(Data entries)
----

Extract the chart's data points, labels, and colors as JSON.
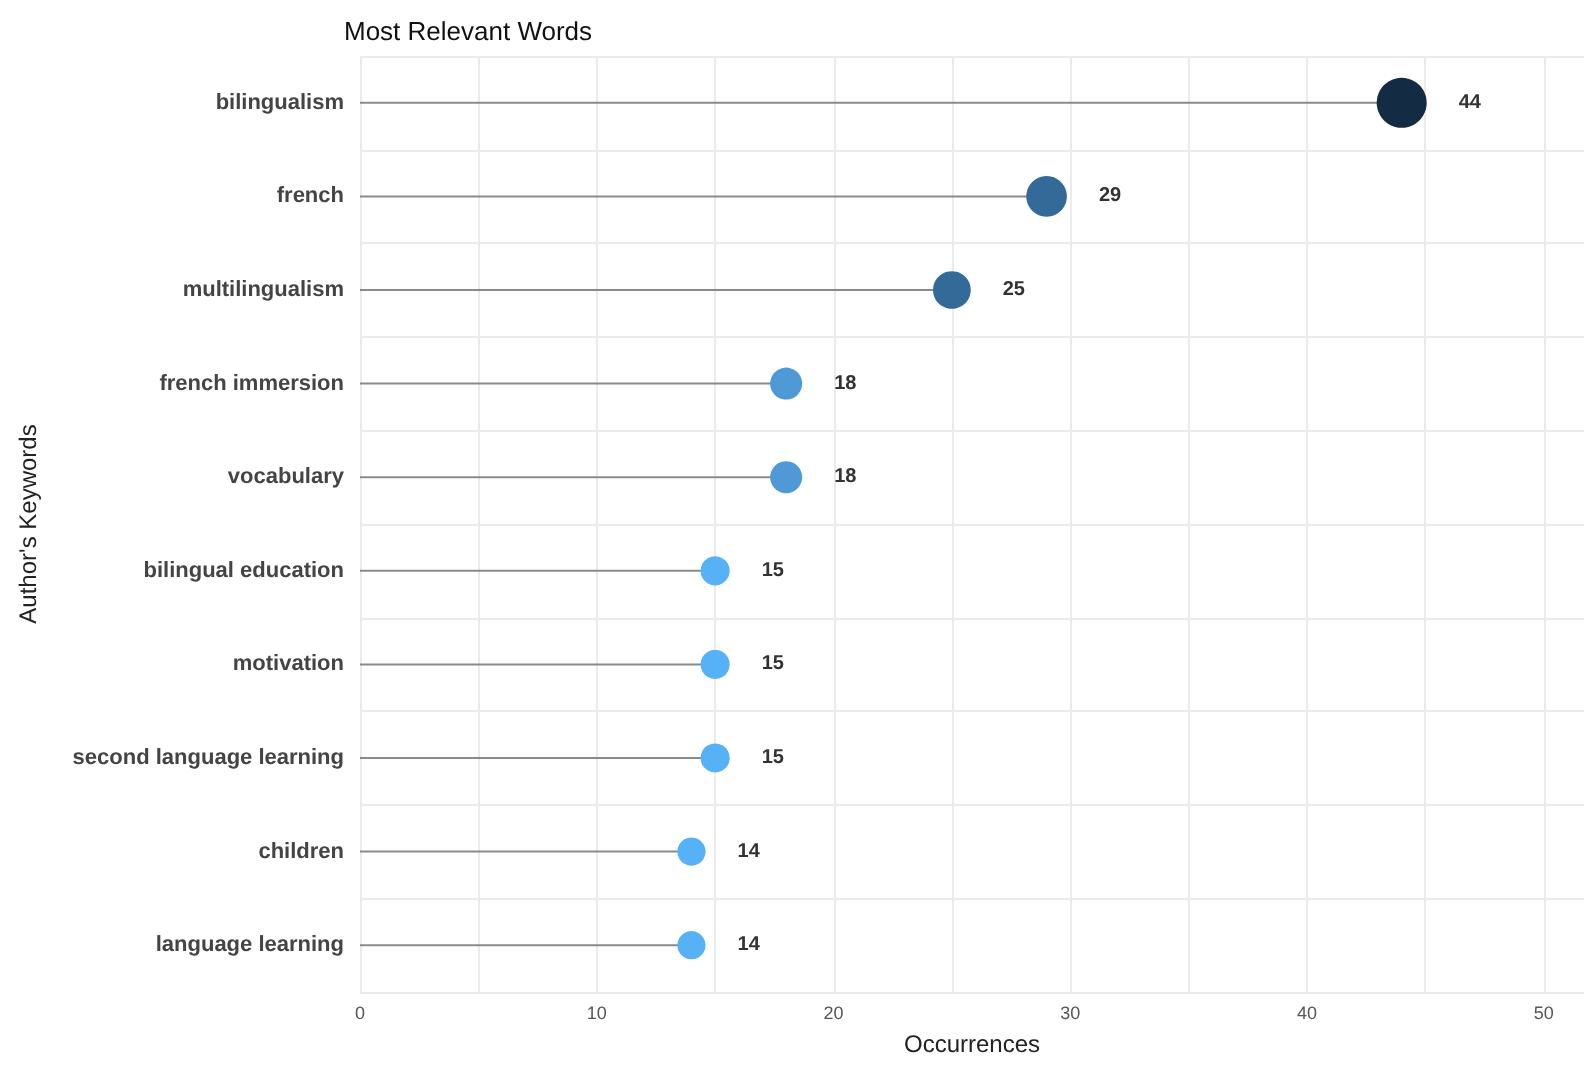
{
  "chart_data": {
    "type": "lollipop",
    "orientation": "horizontal",
    "title": "Most Relevant Words",
    "xlabel": "Occurrences",
    "ylabel": "Author's Keywords",
    "categories": [
      "bilingualism",
      "french",
      "multilingualism",
      "french immersion",
      "vocabulary",
      "bilingual education",
      "motivation",
      "second language learning",
      "children",
      "language learning"
    ],
    "values": [
      44,
      29,
      25,
      18,
      18,
      15,
      15,
      15,
      14,
      14
    ],
    "colors": [
      "#132b43",
      "#336a98",
      "#336a98",
      "#4f9ad6",
      "#4f9ad6",
      "#56b1f7",
      "#56b1f7",
      "#56b1f7",
      "#56b1f7",
      "#56b1f7"
    ],
    "xlim": [
      0,
      51.7
    ],
    "xticks": [
      0,
      {
        "value": 5,
        "label": null
      },
      10,
      {
        "value": 15,
        "label": null
      },
      20,
      {
        "value": 25,
        "label": null
      },
      30,
      {
        "value": 35,
        "label": null
      },
      40,
      {
        "value": 45,
        "label": null
      },
      50
    ],
    "sizes": [
      1,
      0.66,
      0.57,
      0.41,
      0.41,
      0.34,
      0.34,
      0.34,
      0.32,
      0.32
    ],
    "grid": true,
    "data_labels": true,
    "marker": "circle"
  }
}
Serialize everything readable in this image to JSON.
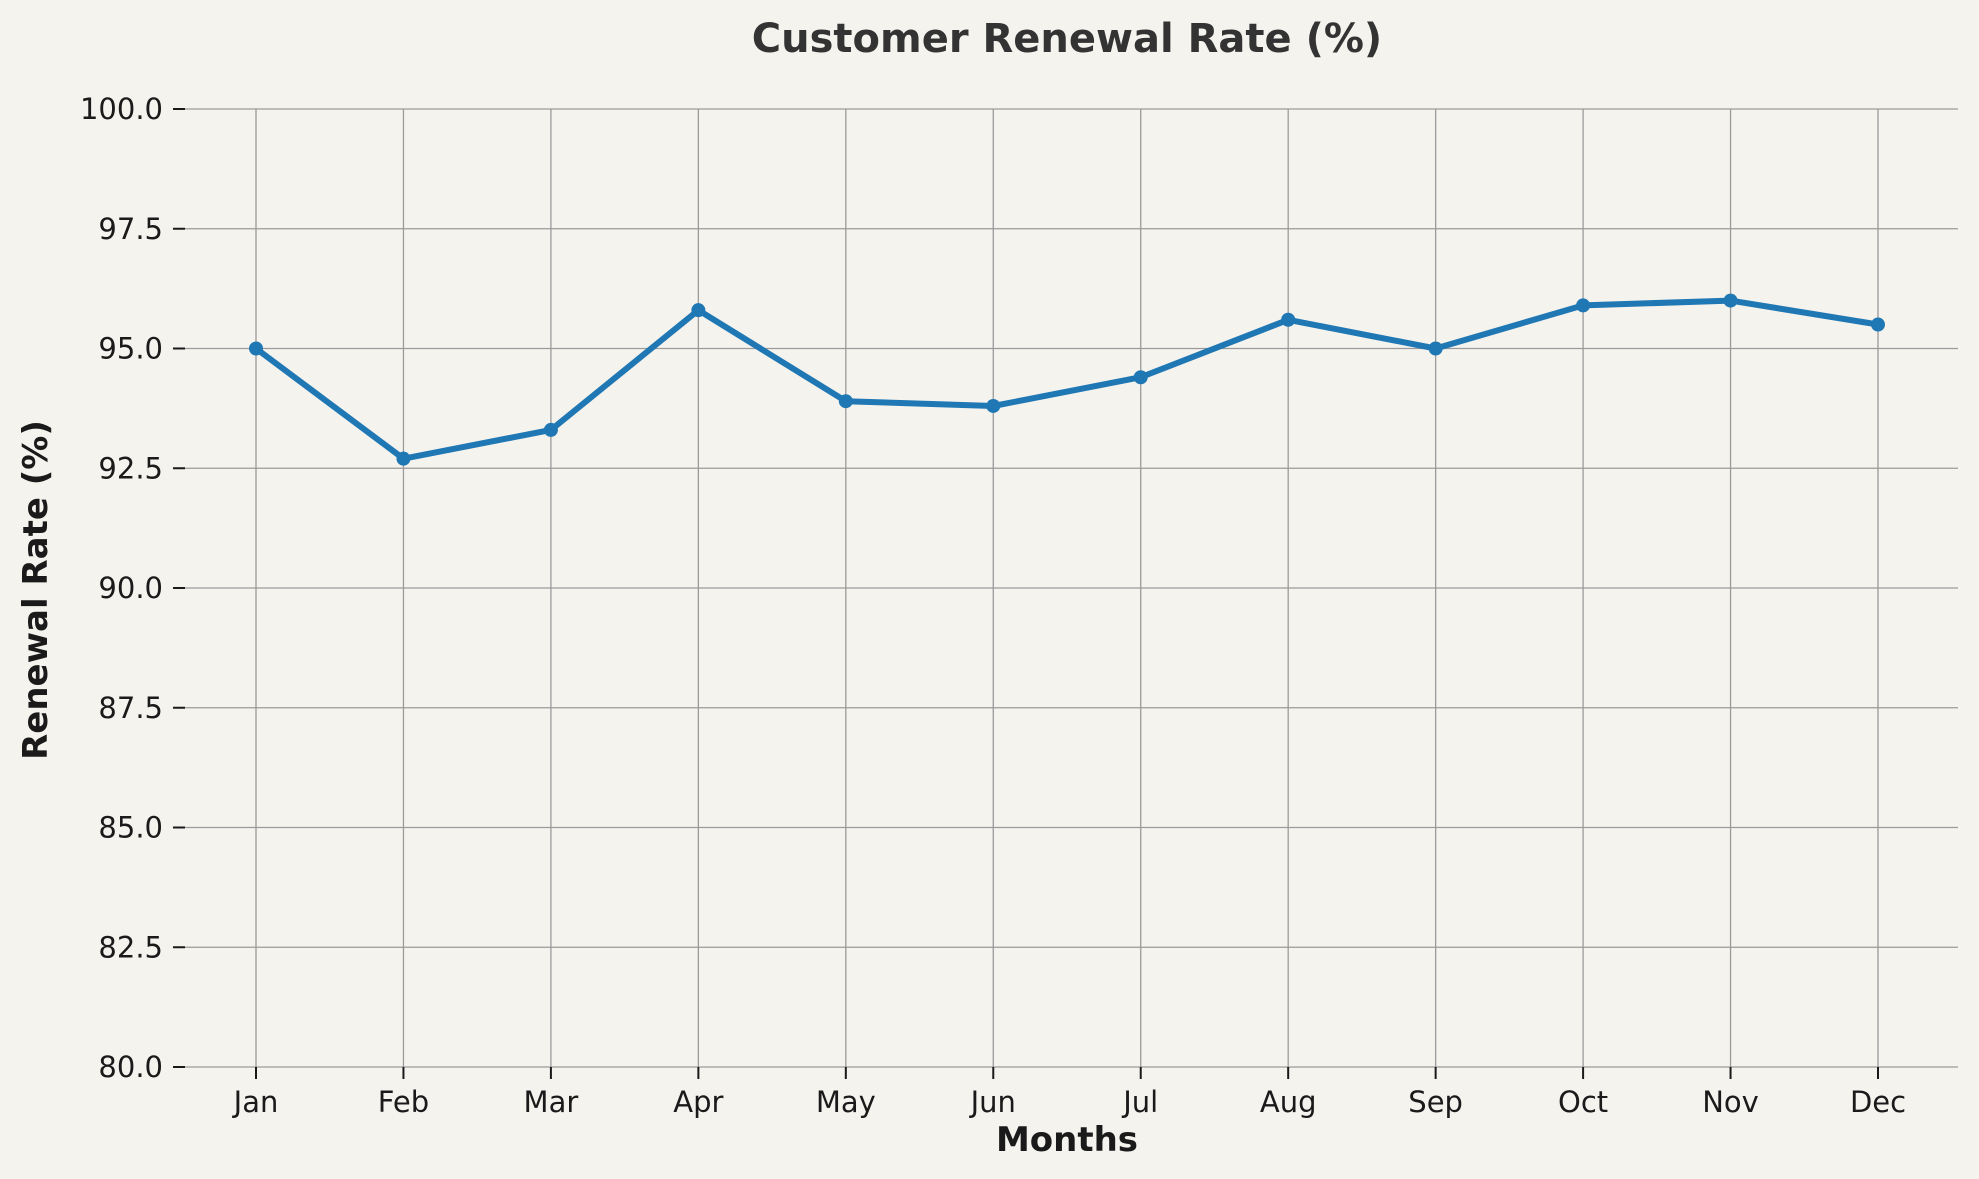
{
  "chart_data": {
    "type": "line",
    "title": "Customer Renewal Rate (%)",
    "xlabel": "Months",
    "ylabel": "Renewal Rate (%)",
    "categories": [
      "Jan",
      "Feb",
      "Mar",
      "Apr",
      "May",
      "Jun",
      "Jul",
      "Aug",
      "Sep",
      "Oct",
      "Nov",
      "Dec"
    ],
    "series": [
      {
        "values": [
          95.0,
          92.7,
          93.3,
          95.8,
          93.9,
          93.8,
          94.4,
          95.6,
          95.0,
          95.9,
          96.0,
          95.5
        ]
      }
    ],
    "ylim": [
      80,
      100
    ],
    "yticks": [
      "80.0",
      "82.5",
      "85.0",
      "87.5",
      "90.0",
      "92.5",
      "95.0",
      "97.5",
      "100.0"
    ],
    "grid": true,
    "legend": "none",
    "color": "#1f77b4"
  }
}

----

THE TASK - Print all the records again exactly; do not include any picture.

FINAL RESULT -
Extract the chart's data points, labels, and colors as JSON.
{
  "chart_data": {
    "type": "lollipop",
    "orientation": "horizontal",
    "title": "Most Relevant Words",
    "xlabel": "Occurrences",
    "ylabel": "Author's Keywords",
    "categories": [
      "bilingualism",
      "french",
      "multilingualism",
      "french immersion",
      "vocabulary",
      "bilingual education",
      "motivation",
      "second language learning",
      "children",
      "language learning"
    ],
    "values": [
      44,
      29,
      25,
      18,
      18,
      15,
      15,
      15,
      14,
      14
    ],
    "colors": [
      "#132b43",
      "#336a98",
      "#336a98",
      "#4f9ad6",
      "#4f9ad6",
      "#56b1f7",
      "#56b1f7",
      "#56b1f7",
      "#56b1f7",
      "#56b1f7"
    ],
    "xlim": [
      0,
      51.7
    ],
    "xticks": [
      0,
      {
        "value": 5,
        "label": null
      },
      10,
      {
        "value": 15,
        "label": null
      },
      20,
      {
        "value": 25,
        "label": null
      },
      30,
      {
        "value": 35,
        "label": null
      },
      40,
      {
        "value": 45,
        "label": null
      },
      50
    ],
    "sizes": [
      1,
      0.66,
      0.57,
      0.41,
      0.41,
      0.34,
      0.34,
      0.34,
      0.32,
      0.32
    ],
    "grid": true,
    "data_labels": true,
    "marker": "circle"
  }
}
Serialize everything readable in this image to JSON.
{
  "chart_data": {
    "type": "line",
    "title": "Customer Renewal Rate (%)",
    "xlabel": "Months",
    "ylabel": "Renewal Rate (%)",
    "categories": [
      "Jan",
      "Feb",
      "Mar",
      "Apr",
      "May",
      "Jun",
      "Jul",
      "Aug",
      "Sep",
      "Oct",
      "Nov",
      "Dec"
    ],
    "series": [
      {
        "values": [
          95.0,
          92.7,
          93.3,
          95.8,
          93.9,
          93.8,
          94.4,
          95.6,
          95.0,
          95.9,
          96.0,
          95.5
        ]
      }
    ],
    "ylim": [
      80,
      100
    ],
    "yticks": [
      "80.0",
      "82.5",
      "85.0",
      "87.5",
      "90.0",
      "92.5",
      "95.0",
      "97.5",
      "100.0"
    ],
    "grid": true,
    "legend": "none",
    "color": "#1f77b4"
  }
}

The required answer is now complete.